** Extracted records **
## start

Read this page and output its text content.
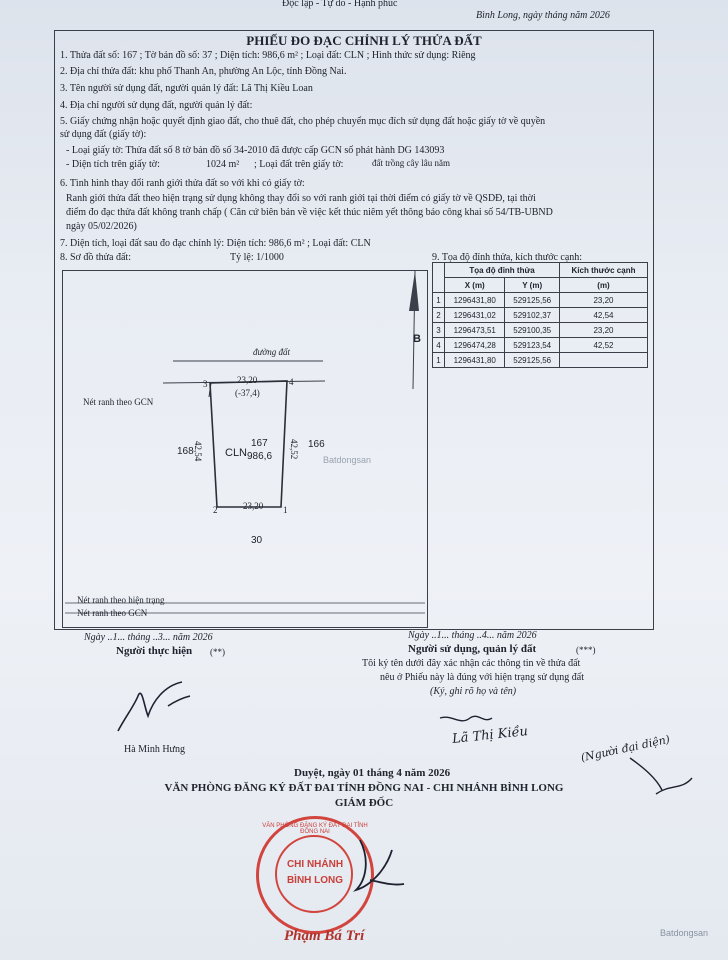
Độc lập - Tự do - Hạnh phúc
Bình Long, ngày tháng năm 2026
PHIẾU ĐO ĐẠC CHỈNH LÝ THỬA ĐẤT
1. Thửa đất số: 167 ; Tờ bản đồ số: 37 ; Diện tích: 986,6 m² ; Loại đất: CLN ; Hình thức sử dụng: Riêng
2. Địa chỉ thửa đất: khu phố Thanh An, phường An Lộc, tỉnh Đồng Nai.
3. Tên người sử dụng đất, người quản lý đất: Lã Thị Kiều Loan
4. Địa chỉ người sử dụng đất, người quản lý đất:
5. Giấy chứng nhận hoặc quyết định giao đất, cho thuê đất, cho phép chuyển mục đích sử dụng đất hoặc giấy tờ về quyền
sử dụng đất (giấy tờ):
- Loại giấy tờ: Thửa đất số 8 tờ bản đồ số 34-2010 đã được cấp GCN số phát hành DG 143093
- Diện tích trên giấy tờ:	1024 m² ; Loại đất trên giấy tờ:	đất trồng cây lâu năm
6. Tình hình thay đổi ranh giới thửa đất so với khi có giấy tờ:
Ranh giới thửa đất theo hiện trạng sử dụng không thay đổi so với ranh giới tại thời điểm có giấy tờ về QSDĐ, tại thời
điểm đo đạc thửa đất không tranh chấp ( Căn cứ biên bản về việc kết thúc niêm yết thông báo công khai số 54/TB-UBND
ngày 05/02/2026)
7. Diện tích, loại đất sau đo đạc chỉnh lý: Diện tích: 986,6 m² ; Loại đất: CLN
8. Sơ đồ thửa đất:	Tỷ lệ: 1/1000	9. Tọa độ đỉnh thửa, kích thước cạnh:
đường đất
23,20
(-37,4)
3	4
2	1
Nét ranh theo GCN
42,54	42,52
CLN
167
986,6
168
166
23,20
30
B
Nét ranh theo hiện trạng
Nét ranh theo GCN
Batdongsan
	Tọa độ đỉnh thửa		Kích thước cạnh
	X (m)	Y (m)	(m)
1	1296431,80	529125,56	23,20
2	1296431,02	529102,37	42,54
3	1296473,51	529100,35	23,20
4	1296474,28	529123,54	42,52
1	1296431,80	529125,56	
Ngày ..1... tháng ..3... năm 2026
Người thực hiện (**)
Hà Minh Hưng
Ngày ..1... tháng ..4... năm 2026
Người sử dụng, quản lý đất	(***)
Tôi ký tên dưới đây xác nhận các thông tin về thửa đất
nêu ở Phiếu này là đúng với hiện trạng sử dụng đất
(Ký, ghi rõ họ và tên)
Lã Thị Kiều	(Người đại diện)
Duyệt, ngày 01 tháng 4 năm 2026
VĂN PHÒNG ĐĂNG KÝ ĐẤT ĐAI TỈNH ĐỒNG NAI - CHI NHÁNH BÌNH LONG
GIÁM ĐỐC
CHI NHÁNH
BÌNH LONG
VĂN PHÒNG ĐĂNG KÝ ĐẤT ĐAI TỈNH ĐỒNG NAI
Phạm Bá Trí	Batdongsan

## end

** What you should do **
Reproduce each line exactly, please, except for any pictures.

** Completed task **
Read this page and output its text content.
Độc lập - Tự do - Hạnh phúc
Bình Long, ngày tháng năm 2026
PHIẾU ĐO ĐẠC CHỈNH LÝ THỬA ĐẤT
1. Thửa đất số: 167 ; Tờ bản đồ số: 37 ; Diện tích: 986,6 m² ; Loại đất: CLN ; Hình thức sử dụng: Riêng
2. Địa chỉ thửa đất: khu phố Thanh An, phường An Lộc, tỉnh Đồng Nai.
3. Tên người sử dụng đất, người quản lý đất: Lã Thị Kiều Loan
4. Địa chỉ người sử dụng đất, người quản lý đất:
5. Giấy chứng nhận hoặc quyết định giao đất, cho thuê đất, cho phép chuyển mục đích sử dụng đất hoặc giấy tờ về quyền
sử dụng đất (giấy tờ):
- Loại giấy tờ: Thửa đất số 8 tờ bản đồ số 34-2010 đã được cấp GCN số phát hành DG 143093
- Diện tích trên giấy tờ:	1024 m² ; Loại đất trên giấy tờ:	đất trồng cây lâu năm
6. Tình hình thay đổi ranh giới thửa đất so với khi có giấy tờ:
Ranh giới thửa đất theo hiện trạng sử dụng không thay đổi so với ranh giới tại thời điểm có giấy tờ về QSDĐ, tại thời
điểm đo đạc thửa đất không tranh chấp ( Căn cứ biên bản về việc kết thúc niêm yết thông báo công khai số 54/TB-UBND
ngày 05/02/2026)
7. Diện tích, loại đất sau đo đạc chỉnh lý: Diện tích: 986,6 m² ; Loại đất: CLN
8. Sơ đồ thửa đất:	Tỷ lệ: 1/1000	9. Tọa độ đỉnh thửa, kích thước cạnh:
đường đất
23,20
(-37,4)
3	4
2	1
Nét ranh theo GCN
42,54	42,52
CLN
167
986,6
168
166
23,20
30
B
Nét ranh theo hiện trạng
Nét ranh theo GCN
Batdongsan
	Tọa độ đỉnh thửa		Kích thước cạnh
	X (m)	Y (m)	(m)
1	1296431,80	529125,56	23,20
2	1296431,02	529102,37	42,54
3	1296473,51	529100,35	23,20
4	1296474,28	529123,54	42,52
1	1296431,80	529125,56	
Ngày ..1... tháng ..3... năm 2026
Người thực hiện (**)
Hà Minh Hưng
Ngày ..1... tháng ..4... năm 2026
Người sử dụng, quản lý đất	(***)
Tôi ký tên dưới đây xác nhận các thông tin về thửa đất
nêu ở Phiếu này là đúng với hiện trạng sử dụng đất
(Ký, ghi rõ họ và tên)
Lã Thị Kiều	(Người đại diện)
Duyệt, ngày 01 tháng 4 năm 2026
VĂN PHÒNG ĐĂNG KÝ ĐẤT ĐAI TỈNH ĐỒNG NAI - CHI NHÁNH BÌNH LONG
GIÁM ĐỐC
CHI NHÁNH
BÌNH LONG
VĂN PHÒNG ĐĂNG KÝ ĐẤT ĐAI TỈNH ĐỒNG NAI
Phạm Bá Trí	Batdongsan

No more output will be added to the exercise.